Information given:
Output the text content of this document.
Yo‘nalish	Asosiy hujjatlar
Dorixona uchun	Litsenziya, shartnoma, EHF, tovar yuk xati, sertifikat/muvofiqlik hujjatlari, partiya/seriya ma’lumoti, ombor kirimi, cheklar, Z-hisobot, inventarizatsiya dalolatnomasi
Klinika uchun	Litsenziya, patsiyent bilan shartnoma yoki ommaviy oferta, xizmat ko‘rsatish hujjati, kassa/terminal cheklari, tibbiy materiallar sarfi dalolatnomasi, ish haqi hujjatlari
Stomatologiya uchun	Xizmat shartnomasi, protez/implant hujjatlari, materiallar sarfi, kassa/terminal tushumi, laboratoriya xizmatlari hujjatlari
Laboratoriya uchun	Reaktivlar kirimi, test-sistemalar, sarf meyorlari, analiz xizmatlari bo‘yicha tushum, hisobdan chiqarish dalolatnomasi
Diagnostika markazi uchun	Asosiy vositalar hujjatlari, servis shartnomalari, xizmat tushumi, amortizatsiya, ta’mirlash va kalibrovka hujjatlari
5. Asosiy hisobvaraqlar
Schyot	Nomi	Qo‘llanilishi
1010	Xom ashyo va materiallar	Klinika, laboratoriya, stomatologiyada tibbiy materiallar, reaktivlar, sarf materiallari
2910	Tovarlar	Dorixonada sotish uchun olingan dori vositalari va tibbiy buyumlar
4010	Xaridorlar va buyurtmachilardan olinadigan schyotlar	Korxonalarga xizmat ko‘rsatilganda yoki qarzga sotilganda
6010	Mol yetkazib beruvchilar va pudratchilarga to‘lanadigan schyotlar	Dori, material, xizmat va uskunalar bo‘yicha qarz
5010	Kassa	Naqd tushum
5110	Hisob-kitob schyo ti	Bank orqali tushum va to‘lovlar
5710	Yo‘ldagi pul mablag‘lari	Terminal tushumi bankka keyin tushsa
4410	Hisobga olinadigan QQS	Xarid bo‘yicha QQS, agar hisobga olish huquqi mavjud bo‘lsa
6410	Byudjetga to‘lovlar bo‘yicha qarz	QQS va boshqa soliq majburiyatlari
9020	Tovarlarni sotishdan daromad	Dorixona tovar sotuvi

What needs to be done:
Reproduce each record exactly, leaving nothing out.

Task response:
Output the text content of this document.
Yo‘nalish	Asosiy hujjatlar
Dorixona uchun	Litsenziya, shartnoma, EHF, tovar yuk xati, sertifikat/muvofiqlik hujjatlari, partiya/seriya ma’lumoti, ombor kirimi, cheklar, Z-hisobot, inventarizatsiya dalolatnomasi
Klinika uchun	Litsenziya, patsiyent bilan shartnoma yoki ommaviy oferta, xizmat ko‘rsatish hujjati, kassa/terminal cheklari, tibbiy materiallar sarfi dalolatnomasi, ish haqi hujjatlari
Stomatologiya uchun	Xizmat shartnomasi, protez/implant hujjatlari, materiallar sarfi, kassa/terminal tushumi, laboratoriya xizmatlari hujjatlari
Laboratoriya uchun	Reaktivlar kirimi, test-sistemalar, sarf meyorlari, analiz xizmatlari bo‘yicha tushum, hisobdan chiqarish dalolatnomasi
Diagnostika markazi uchun	Asosiy vositalar hujjatlari, servis shartnomalari, xizmat tushumi, amortizatsiya, ta’mirlash va kalibrovka hujjatlari
5. Asosiy hisobvaraqlar
Schyot	Nomi	Qo‘llanilishi
1010	Xom ashyo va materiallar	Klinika, laboratoriya, stomatologiyada tibbiy materiallar, reaktivlar, sarf materiallari
2910	Tovarlar	Dorixonada sotish uchun olingan dori vositalari va tibbiy buyumlar
4010	Xaridorlar va buyurtmachilardan olinadigan schyotlar	Korxonalarga xizmat ko‘rsatilganda yoki qarzga sotilganda
6010	Mol yetkazib beruvchilar va pudratchilarga to‘lanadigan schyotlar	Dori, material, xizmat va uskunalar bo‘yicha qarz
5010	Kassa	Naqd tushum
5110	Hisob-kitob schyo ti	Bank orqali tushum va to‘lovlar
5710	Yo‘ldagi pul mablag‘lari	Terminal tushumi bankka keyin tushsa
4410	Hisobga olinadigan QQS	Xarid bo‘yicha QQS, agar hisobga olish huquqi mavjud bo‘lsa
6410	Byudjetga to‘lovlar bo‘yicha qarz	QQS va boshqa soliq majburiyatlari
9020	Tovarlarni sotishdan daromad	Dorixona tovar sotuvi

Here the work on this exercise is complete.